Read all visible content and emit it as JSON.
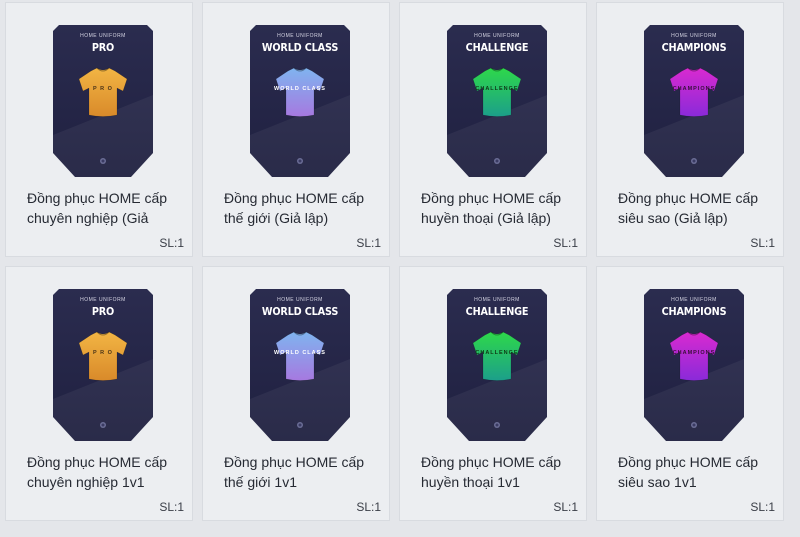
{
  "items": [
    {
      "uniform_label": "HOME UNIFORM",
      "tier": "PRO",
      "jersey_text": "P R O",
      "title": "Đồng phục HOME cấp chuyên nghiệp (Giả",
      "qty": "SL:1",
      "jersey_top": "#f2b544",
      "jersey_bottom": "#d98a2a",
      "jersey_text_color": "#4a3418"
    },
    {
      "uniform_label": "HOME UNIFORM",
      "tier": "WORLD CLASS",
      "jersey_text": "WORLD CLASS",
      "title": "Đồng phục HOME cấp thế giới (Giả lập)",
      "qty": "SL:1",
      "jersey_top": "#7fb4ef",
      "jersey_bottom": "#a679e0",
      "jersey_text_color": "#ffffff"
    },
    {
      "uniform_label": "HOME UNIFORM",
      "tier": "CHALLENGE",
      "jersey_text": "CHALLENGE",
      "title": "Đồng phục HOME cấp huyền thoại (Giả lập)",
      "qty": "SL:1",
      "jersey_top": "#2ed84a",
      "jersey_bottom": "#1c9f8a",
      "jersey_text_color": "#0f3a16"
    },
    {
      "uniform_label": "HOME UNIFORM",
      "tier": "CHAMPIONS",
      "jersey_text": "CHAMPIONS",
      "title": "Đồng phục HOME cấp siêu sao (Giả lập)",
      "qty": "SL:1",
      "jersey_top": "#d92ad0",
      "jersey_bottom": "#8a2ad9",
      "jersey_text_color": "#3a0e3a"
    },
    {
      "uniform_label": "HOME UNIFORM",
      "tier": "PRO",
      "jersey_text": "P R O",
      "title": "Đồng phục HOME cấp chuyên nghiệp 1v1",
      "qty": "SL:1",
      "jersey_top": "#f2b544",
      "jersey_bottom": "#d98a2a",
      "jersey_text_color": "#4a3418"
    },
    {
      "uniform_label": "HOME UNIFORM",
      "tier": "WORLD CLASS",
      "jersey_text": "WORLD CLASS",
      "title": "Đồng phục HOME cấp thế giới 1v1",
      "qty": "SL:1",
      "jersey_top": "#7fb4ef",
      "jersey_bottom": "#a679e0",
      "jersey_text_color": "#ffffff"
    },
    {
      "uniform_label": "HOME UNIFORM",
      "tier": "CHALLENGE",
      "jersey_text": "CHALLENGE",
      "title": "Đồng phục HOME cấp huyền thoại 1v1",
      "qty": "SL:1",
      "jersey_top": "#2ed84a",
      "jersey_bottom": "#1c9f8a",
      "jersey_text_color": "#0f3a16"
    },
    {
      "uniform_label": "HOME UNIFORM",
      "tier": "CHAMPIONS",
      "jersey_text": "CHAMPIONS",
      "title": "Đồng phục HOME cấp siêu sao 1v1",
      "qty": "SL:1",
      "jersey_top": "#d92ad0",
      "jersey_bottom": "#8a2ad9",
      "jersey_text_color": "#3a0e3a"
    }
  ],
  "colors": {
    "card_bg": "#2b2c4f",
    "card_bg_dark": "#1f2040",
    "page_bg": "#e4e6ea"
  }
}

----------------

Prompt:
Filter the listing above for the string "nghiệp" and copy every matching line.

Result of this exercise:
      "title": "Đồng phục HOME cấp chuyên nghiệp (Giả",
      "title": "Đồng phục HOME cấp chuyên nghiệp 1v1",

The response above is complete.